Problem details:
Each entry below is to be transcribed exactly.

Provided data:
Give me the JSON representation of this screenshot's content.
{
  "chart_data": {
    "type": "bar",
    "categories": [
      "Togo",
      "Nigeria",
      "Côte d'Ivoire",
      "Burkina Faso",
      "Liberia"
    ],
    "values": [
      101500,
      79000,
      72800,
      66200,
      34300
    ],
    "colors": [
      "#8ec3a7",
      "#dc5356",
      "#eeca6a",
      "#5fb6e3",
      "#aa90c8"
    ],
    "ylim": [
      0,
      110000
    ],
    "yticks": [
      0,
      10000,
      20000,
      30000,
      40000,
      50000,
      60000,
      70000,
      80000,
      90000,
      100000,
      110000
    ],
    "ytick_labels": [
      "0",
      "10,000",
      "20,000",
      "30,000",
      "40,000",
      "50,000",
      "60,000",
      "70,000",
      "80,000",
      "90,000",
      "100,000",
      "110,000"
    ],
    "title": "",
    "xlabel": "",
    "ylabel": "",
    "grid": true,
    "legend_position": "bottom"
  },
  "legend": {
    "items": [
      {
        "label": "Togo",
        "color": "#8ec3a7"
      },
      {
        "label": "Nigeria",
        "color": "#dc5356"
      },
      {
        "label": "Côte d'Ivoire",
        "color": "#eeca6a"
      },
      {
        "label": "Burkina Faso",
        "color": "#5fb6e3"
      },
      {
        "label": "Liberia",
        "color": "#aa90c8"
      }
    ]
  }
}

Written answer:
Give me the JSON representation of this screenshot's content.
{
  "chart_data": {
    "type": "bar",
    "categories": [
      "Togo",
      "Nigeria",
      "Côte d'Ivoire",
      "Burkina Faso",
      "Liberia"
    ],
    "values": [
      101500,
      79000,
      72800,
      66200,
      34300
    ],
    "colors": [
      "#8ec3a7",
      "#dc5356",
      "#eeca6a",
      "#5fb6e3",
      "#aa90c8"
    ],
    "ylim": [
      0,
      110000
    ],
    "yticks": [
      0,
      10000,
      20000,
      30000,
      40000,
      50000,
      60000,
      70000,
      80000,
      90000,
      100000,
      110000
    ],
    "ytick_labels": [
      "0",
      "10,000",
      "20,000",
      "30,000",
      "40,000",
      "50,000",
      "60,000",
      "70,000",
      "80,000",
      "90,000",
      "100,000",
      "110,000"
    ],
    "title": "",
    "xlabel": "",
    "ylabel": "",
    "grid": true,
    "legend_position": "bottom"
  },
  "legend": {
    "items": [
      {
        "label": "Togo",
        "color": "#8ec3a7"
      },
      {
        "label": "Nigeria",
        "color": "#dc5356"
      },
      {
        "label": "Côte d'Ivoire",
        "color": "#eeca6a"
      },
      {
        "label": "Burkina Faso",
        "color": "#5fb6e3"
      },
      {
        "label": "Liberia",
        "color": "#aa90c8"
      }
    ]
  }
}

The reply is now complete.